[Aim of the exercise] With the line containing "What data populates" as the first line and the last line of the records as the final one, reproduce that range exactly.

[Material provided]
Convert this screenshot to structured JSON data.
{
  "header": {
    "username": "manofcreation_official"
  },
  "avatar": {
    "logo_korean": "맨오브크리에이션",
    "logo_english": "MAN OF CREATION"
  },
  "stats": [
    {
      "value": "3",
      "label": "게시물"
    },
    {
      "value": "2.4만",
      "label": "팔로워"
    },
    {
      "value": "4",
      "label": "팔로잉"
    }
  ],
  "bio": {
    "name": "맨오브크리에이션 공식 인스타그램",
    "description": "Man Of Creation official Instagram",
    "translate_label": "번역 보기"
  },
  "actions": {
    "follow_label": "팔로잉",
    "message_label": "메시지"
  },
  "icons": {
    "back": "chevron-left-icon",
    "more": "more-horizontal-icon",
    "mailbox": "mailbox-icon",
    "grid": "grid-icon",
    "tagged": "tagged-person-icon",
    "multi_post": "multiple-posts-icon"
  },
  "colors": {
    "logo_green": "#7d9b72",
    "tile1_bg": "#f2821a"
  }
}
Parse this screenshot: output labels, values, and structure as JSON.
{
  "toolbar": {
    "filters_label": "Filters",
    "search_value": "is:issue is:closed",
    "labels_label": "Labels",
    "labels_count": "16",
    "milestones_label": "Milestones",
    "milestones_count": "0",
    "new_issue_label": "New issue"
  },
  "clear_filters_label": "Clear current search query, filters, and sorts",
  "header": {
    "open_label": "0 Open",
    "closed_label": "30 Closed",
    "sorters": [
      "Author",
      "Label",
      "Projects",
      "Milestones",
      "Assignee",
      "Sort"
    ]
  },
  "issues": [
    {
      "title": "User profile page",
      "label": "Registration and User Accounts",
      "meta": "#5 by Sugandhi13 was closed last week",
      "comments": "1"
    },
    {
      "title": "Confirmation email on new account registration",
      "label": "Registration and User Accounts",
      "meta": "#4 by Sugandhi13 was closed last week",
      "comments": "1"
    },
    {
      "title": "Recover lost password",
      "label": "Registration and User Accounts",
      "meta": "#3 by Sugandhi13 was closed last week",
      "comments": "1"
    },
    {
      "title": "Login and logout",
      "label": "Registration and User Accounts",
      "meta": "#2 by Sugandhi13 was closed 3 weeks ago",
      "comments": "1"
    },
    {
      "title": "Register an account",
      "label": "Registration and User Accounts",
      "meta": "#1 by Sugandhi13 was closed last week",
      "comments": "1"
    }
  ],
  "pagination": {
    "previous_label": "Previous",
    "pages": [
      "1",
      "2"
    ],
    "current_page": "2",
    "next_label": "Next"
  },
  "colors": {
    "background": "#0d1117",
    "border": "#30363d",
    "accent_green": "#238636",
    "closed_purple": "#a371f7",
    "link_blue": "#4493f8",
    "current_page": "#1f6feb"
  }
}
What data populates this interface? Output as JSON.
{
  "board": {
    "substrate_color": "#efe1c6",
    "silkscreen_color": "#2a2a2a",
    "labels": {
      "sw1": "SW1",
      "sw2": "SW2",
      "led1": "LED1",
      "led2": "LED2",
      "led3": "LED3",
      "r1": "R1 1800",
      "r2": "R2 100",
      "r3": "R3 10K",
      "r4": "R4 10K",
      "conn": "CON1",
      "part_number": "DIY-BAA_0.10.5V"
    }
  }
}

[Exercise response]
What data populates this interface? Output as JSON.
{
  "board": {
    "substrate_color": "#efe1c6",
    "silkscreen_color": "#2a2a2a",
    "labels": {
      "sw1": "SW1",
      "sw2": "SW2",
      "led1": "LED1",
      "led2": "LED2",
      "led3": "LED3",
      "r1": "R1 1800",
      "r2": "R2 100",
      "r3": "R3 10K",
      "r4": "R4 10K",
      "conn": "CON1",
      "part_number": "DIY-BAA_0.10.5V"
    }
  }
}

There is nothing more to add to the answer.